* _DO THIS_:
Write down every entry below once more, exactly.

*****

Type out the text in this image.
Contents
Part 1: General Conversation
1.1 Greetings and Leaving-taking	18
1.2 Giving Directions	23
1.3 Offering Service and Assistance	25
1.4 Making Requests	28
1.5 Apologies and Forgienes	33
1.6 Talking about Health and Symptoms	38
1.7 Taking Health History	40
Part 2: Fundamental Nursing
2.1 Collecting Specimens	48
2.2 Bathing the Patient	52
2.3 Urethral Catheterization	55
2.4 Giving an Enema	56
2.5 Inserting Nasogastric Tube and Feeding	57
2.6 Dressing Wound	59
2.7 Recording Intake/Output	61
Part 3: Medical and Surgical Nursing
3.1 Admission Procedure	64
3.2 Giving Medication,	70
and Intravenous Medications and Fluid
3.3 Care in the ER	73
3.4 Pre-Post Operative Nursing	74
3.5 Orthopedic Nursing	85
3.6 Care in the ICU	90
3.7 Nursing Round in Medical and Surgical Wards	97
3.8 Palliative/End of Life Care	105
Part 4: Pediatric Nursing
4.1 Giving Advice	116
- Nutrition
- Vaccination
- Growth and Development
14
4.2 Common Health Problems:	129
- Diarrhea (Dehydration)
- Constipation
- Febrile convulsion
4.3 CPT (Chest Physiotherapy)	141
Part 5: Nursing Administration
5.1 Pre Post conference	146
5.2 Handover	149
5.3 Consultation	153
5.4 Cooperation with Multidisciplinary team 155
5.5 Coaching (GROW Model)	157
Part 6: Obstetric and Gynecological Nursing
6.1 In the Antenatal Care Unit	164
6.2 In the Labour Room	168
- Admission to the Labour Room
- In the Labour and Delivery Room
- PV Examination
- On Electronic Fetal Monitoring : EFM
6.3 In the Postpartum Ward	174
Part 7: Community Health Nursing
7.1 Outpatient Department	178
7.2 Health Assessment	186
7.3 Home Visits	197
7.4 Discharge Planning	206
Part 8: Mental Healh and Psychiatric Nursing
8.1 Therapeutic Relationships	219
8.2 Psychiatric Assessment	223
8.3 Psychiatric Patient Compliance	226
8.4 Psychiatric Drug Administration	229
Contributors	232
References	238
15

*****

* _THE COMPLETED TASK_:
Type out the text in this image.
Contents
Part 1: General Conversation
1.1 Greetings and Leaving-taking	18
1.2 Giving Directions	23
1.3 Offering Service and Assistance	25
1.4 Making Requests	28
1.5 Apologies and Forgienes	33
1.6 Talking about Health and Symptoms	38
1.7 Taking Health History	40
Part 2: Fundamental Nursing
2.1 Collecting Specimens	48
2.2 Bathing the Patient	52
2.3 Urethral Catheterization	55
2.4 Giving an Enema	56
2.5 Inserting Nasogastric Tube and Feeding	57
2.6 Dressing Wound	59
2.7 Recording Intake/Output	61
Part 3: Medical and Surgical Nursing
3.1 Admission Procedure	64
3.2 Giving Medication,	70
and Intravenous Medications and Fluid
3.3 Care in the ER	73
3.4 Pre-Post Operative Nursing	74
3.5 Orthopedic Nursing	85
3.6 Care in the ICU	90
3.7 Nursing Round in Medical and Surgical Wards	97
3.8 Palliative/End of Life Care	105
Part 4: Pediatric Nursing
4.1 Giving Advice	116
- Nutrition
- Vaccination
- Growth and Development
14
4.2 Common Health Problems:	129
- Diarrhea (Dehydration)
- Constipation
- Febrile convulsion
4.3 CPT (Chest Physiotherapy)	141
Part 5: Nursing Administration
5.1 Pre Post conference	146
5.2 Handover	149
5.3 Consultation	153
5.4 Cooperation with Multidisciplinary team 155
5.5 Coaching (GROW Model)	157
Part 6: Obstetric and Gynecological Nursing
6.1 In the Antenatal Care Unit	164
6.2 In the Labour Room	168
- Admission to the Labour Room
- In the Labour and Delivery Room
- PV Examination
- On Electronic Fetal Monitoring : EFM
6.3 In the Postpartum Ward	174
Part 7: Community Health Nursing
7.1 Outpatient Department	178
7.2 Health Assessment	186
7.3 Home Visits	197
7.4 Discharge Planning	206
Part 8: Mental Healh and Psychiatric Nursing
8.1 Therapeutic Relationships	219
8.2 Psychiatric Assessment	223
8.3 Psychiatric Patient Compliance	226
8.4 Psychiatric Drug Administration	229
Contributors	232
References	238
15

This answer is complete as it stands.